Pull every line containing the word "title" from the records.
***** Excerpted records *****
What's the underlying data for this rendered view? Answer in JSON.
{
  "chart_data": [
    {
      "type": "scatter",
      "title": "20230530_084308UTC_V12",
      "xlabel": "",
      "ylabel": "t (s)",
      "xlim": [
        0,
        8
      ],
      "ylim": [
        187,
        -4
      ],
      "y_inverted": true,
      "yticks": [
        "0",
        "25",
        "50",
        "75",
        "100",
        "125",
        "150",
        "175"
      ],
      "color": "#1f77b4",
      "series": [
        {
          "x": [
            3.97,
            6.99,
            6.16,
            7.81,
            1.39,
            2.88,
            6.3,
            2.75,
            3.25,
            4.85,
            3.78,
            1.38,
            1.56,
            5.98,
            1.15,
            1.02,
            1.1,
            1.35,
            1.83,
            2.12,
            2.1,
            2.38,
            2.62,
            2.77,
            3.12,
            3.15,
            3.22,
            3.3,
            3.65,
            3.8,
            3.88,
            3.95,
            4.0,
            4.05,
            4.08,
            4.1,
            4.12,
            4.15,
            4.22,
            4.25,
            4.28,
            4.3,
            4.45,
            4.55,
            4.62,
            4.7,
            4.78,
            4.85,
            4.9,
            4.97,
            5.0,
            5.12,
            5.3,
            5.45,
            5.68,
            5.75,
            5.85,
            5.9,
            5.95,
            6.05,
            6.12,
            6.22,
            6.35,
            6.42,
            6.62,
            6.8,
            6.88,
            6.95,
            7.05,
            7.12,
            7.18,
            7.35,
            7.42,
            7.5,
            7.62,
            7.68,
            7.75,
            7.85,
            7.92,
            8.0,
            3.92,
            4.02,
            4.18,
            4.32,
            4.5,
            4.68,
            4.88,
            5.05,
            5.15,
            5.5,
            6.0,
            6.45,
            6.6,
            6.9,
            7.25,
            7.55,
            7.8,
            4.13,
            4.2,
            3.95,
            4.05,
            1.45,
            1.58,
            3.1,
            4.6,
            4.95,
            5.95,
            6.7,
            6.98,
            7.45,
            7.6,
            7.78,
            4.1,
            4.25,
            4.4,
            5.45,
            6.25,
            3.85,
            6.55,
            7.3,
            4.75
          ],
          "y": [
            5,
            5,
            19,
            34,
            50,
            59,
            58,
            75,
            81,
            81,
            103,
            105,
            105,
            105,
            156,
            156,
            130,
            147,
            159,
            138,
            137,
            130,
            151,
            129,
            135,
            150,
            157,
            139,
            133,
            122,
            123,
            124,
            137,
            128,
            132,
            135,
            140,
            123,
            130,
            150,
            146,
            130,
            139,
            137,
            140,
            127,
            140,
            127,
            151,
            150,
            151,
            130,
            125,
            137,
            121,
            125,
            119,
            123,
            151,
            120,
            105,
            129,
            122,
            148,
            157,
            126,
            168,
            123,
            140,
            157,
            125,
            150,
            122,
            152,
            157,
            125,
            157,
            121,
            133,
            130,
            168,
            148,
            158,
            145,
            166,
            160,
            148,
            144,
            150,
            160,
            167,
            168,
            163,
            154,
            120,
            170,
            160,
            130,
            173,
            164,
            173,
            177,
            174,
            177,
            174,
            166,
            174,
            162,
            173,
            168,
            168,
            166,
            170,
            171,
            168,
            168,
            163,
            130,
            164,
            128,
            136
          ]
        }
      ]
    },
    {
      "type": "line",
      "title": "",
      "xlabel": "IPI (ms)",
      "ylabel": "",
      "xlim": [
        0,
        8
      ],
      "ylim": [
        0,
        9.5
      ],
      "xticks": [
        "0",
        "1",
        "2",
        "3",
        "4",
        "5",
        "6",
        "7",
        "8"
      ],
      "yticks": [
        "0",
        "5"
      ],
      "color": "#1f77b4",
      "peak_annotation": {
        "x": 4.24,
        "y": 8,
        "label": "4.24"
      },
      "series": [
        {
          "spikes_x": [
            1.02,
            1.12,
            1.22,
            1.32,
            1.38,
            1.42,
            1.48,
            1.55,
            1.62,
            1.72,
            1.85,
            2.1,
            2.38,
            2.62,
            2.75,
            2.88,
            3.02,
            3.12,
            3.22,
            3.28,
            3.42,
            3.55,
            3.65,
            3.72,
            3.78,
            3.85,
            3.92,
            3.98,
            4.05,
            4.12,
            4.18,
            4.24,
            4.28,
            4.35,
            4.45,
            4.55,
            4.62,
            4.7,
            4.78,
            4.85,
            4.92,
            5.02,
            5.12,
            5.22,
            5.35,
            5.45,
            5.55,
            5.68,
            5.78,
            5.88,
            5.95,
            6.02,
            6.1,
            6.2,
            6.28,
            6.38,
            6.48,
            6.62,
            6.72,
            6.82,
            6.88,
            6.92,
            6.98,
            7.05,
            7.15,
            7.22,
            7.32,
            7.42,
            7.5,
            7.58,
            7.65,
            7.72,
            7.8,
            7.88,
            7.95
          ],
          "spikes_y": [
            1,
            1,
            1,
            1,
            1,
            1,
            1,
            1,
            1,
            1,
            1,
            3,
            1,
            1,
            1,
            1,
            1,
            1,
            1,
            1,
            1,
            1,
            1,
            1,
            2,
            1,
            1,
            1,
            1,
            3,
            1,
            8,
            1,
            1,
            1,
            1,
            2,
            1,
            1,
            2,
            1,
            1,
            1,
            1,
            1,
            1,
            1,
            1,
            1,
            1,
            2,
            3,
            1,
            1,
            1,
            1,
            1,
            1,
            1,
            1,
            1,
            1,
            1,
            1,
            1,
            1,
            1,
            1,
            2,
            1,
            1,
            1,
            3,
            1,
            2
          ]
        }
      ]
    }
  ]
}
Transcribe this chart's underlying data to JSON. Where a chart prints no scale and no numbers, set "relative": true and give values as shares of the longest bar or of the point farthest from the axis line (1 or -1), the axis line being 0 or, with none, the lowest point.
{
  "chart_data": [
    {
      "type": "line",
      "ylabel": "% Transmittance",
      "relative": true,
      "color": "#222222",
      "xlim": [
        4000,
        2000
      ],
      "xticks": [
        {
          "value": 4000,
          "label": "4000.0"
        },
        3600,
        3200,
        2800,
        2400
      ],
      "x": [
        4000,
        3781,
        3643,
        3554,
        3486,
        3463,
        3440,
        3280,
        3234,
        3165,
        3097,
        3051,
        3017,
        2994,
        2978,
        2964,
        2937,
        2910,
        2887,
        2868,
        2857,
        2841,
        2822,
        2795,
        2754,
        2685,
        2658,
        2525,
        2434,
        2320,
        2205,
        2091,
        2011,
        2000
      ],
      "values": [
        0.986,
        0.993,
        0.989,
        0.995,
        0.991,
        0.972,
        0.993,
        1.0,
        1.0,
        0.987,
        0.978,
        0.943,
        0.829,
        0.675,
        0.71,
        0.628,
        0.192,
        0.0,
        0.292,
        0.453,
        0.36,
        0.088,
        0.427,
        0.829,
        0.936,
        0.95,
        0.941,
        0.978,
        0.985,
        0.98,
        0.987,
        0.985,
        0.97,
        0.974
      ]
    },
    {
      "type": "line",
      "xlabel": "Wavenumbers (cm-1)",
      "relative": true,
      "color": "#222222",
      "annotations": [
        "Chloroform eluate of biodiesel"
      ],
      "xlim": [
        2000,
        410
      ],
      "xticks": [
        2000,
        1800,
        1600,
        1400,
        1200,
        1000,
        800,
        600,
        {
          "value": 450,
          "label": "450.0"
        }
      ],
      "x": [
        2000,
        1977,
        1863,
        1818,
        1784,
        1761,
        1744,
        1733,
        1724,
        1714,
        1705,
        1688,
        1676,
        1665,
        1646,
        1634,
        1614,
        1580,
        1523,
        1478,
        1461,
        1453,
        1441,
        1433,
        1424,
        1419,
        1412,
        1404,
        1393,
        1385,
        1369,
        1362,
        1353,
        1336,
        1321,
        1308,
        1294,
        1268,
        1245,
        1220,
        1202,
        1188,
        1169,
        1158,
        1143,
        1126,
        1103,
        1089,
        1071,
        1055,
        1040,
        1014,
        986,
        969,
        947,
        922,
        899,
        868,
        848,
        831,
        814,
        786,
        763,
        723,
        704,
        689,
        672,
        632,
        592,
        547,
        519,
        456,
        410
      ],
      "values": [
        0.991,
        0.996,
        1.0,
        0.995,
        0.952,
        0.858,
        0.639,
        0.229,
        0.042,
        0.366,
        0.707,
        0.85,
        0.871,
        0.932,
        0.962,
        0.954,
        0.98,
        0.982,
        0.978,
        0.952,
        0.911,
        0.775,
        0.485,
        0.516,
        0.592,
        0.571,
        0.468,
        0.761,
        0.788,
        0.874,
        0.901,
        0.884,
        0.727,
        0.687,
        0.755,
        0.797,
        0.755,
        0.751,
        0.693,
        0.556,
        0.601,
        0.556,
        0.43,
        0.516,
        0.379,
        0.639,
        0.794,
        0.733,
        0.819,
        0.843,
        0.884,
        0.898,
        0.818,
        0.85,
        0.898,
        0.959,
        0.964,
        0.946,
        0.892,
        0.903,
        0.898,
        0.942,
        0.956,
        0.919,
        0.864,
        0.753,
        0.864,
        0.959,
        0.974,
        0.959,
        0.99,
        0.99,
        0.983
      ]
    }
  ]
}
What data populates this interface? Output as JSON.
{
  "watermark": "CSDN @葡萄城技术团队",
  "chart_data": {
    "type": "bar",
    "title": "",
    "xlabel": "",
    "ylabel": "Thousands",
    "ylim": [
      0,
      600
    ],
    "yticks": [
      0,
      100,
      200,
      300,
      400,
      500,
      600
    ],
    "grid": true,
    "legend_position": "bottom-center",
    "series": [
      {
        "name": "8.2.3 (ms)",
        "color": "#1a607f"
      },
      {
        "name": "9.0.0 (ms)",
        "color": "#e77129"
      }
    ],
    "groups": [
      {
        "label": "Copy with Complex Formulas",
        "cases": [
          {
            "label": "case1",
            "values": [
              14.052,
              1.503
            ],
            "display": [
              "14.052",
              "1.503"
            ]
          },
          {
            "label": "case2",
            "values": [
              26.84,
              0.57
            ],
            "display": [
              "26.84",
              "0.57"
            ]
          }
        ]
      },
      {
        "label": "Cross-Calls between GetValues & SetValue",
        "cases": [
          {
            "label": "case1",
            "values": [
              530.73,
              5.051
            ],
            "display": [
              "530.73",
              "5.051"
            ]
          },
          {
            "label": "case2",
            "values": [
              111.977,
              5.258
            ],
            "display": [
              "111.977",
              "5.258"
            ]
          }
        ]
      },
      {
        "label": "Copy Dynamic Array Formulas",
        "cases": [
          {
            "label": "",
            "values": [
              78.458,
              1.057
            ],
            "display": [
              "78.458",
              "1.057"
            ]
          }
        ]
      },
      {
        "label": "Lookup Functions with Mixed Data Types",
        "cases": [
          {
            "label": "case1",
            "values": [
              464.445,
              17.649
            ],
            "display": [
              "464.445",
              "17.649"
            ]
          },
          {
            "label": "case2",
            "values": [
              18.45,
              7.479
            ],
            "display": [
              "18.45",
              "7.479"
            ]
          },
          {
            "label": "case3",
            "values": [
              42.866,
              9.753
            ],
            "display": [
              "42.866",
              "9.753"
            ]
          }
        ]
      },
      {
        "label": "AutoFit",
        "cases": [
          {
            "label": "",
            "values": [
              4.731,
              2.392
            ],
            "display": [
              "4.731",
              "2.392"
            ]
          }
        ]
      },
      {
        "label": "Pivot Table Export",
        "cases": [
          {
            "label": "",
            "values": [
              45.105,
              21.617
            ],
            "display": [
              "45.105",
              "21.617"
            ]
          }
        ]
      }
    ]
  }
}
*****
Full output:
      "title": "20230530_084308UTC_V12",
      "title": "",
    "title": "",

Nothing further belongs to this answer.